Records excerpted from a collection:
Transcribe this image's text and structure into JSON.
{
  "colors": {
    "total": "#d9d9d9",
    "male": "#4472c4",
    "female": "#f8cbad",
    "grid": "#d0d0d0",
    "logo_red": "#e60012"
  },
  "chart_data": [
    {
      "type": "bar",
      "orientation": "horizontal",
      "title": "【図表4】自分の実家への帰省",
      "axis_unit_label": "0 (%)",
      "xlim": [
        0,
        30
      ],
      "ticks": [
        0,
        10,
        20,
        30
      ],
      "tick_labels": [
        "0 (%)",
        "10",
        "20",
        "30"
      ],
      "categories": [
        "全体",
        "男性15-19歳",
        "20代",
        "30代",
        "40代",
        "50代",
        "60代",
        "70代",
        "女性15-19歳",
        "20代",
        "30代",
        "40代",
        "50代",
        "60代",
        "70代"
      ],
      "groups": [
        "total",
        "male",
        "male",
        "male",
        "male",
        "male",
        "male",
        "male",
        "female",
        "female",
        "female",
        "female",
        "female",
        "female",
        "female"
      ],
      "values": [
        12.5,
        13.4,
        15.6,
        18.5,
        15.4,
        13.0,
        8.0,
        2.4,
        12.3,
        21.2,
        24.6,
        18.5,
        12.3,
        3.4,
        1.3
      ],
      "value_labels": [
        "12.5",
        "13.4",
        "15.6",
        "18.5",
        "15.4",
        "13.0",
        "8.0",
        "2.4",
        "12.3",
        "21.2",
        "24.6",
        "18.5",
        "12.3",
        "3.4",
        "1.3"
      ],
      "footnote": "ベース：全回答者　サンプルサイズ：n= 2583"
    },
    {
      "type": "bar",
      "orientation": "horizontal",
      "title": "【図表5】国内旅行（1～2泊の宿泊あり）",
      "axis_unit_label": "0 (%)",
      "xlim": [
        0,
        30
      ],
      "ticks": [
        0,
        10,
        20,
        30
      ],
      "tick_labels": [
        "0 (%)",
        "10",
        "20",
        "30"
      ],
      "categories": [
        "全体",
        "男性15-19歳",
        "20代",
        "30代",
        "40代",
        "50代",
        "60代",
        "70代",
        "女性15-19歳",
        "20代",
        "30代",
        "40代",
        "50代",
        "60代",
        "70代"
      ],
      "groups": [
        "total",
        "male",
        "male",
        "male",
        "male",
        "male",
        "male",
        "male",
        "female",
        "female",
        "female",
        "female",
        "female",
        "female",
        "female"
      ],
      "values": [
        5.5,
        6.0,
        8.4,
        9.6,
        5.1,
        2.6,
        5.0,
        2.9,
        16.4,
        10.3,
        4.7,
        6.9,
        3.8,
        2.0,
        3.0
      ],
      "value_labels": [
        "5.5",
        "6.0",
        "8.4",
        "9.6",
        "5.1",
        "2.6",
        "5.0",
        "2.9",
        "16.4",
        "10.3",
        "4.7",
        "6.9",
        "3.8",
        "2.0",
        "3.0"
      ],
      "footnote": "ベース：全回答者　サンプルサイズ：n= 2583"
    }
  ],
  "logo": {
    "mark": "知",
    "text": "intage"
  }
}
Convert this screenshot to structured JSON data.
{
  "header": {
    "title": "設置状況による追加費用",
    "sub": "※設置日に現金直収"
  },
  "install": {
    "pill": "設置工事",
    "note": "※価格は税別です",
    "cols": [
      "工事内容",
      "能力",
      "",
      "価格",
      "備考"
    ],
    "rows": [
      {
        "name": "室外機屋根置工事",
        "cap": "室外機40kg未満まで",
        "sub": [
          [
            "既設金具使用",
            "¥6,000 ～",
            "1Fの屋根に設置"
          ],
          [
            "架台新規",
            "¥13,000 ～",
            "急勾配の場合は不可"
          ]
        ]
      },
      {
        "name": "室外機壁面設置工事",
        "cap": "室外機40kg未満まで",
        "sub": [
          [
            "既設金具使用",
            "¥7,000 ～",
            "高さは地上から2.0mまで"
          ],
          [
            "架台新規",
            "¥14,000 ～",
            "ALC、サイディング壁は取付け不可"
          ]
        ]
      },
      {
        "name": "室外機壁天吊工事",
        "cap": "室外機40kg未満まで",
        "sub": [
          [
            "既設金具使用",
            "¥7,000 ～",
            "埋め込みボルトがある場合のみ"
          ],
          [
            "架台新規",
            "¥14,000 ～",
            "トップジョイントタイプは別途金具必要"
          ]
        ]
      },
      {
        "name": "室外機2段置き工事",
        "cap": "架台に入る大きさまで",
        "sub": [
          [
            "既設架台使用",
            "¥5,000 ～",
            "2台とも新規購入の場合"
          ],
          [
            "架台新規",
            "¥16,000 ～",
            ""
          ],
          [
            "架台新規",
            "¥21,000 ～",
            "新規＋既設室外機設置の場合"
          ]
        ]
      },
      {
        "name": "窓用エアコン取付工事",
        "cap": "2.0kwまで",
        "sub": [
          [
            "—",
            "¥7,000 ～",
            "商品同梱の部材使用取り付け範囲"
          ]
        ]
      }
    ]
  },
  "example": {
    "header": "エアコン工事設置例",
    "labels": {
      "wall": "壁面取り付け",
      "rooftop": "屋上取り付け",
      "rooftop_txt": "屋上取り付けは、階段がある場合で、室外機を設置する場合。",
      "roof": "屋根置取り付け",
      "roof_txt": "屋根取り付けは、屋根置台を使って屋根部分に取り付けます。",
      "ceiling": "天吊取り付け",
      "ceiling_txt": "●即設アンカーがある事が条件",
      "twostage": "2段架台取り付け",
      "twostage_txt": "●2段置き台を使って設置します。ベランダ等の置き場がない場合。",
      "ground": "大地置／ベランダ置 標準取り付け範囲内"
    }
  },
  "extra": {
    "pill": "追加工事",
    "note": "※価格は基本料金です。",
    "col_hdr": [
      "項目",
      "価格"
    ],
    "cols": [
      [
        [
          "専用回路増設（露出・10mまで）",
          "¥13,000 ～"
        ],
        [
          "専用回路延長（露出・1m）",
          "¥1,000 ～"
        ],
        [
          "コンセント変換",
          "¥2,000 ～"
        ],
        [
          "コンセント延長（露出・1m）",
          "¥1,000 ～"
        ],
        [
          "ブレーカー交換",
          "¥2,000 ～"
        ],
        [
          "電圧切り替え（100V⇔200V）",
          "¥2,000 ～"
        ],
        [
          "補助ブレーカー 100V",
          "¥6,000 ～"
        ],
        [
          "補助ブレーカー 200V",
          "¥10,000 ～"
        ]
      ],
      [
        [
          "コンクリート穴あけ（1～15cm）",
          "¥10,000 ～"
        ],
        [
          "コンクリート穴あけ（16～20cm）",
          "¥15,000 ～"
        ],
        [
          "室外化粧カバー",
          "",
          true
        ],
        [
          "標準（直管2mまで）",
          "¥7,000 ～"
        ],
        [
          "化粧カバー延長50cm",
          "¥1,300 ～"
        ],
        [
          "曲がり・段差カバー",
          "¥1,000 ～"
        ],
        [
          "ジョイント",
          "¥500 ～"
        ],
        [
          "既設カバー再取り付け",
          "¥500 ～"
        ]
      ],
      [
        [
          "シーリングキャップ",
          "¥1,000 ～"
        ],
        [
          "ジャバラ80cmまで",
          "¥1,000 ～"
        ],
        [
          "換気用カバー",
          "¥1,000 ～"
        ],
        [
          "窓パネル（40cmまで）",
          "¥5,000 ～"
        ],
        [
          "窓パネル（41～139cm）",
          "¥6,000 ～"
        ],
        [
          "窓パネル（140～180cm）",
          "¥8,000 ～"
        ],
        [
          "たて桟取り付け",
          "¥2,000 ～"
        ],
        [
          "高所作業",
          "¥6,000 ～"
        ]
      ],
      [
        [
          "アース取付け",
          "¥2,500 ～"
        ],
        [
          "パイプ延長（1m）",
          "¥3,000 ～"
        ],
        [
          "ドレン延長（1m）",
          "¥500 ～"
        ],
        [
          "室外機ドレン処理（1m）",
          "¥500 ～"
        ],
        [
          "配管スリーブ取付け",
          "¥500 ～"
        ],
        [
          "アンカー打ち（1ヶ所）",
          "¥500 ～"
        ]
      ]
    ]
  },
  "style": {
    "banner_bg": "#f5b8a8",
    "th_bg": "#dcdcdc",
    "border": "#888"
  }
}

_What this task involves_
Search the data for "name". Copy every line that has it.

_Solution_
        "name": "室外機屋根置工事",
        "name": "室外機壁面設置工事",
        "name": "室外機壁天吊工事",
        "name": "室外機2段置き工事",
        "name": "窓用エアコン取付工事",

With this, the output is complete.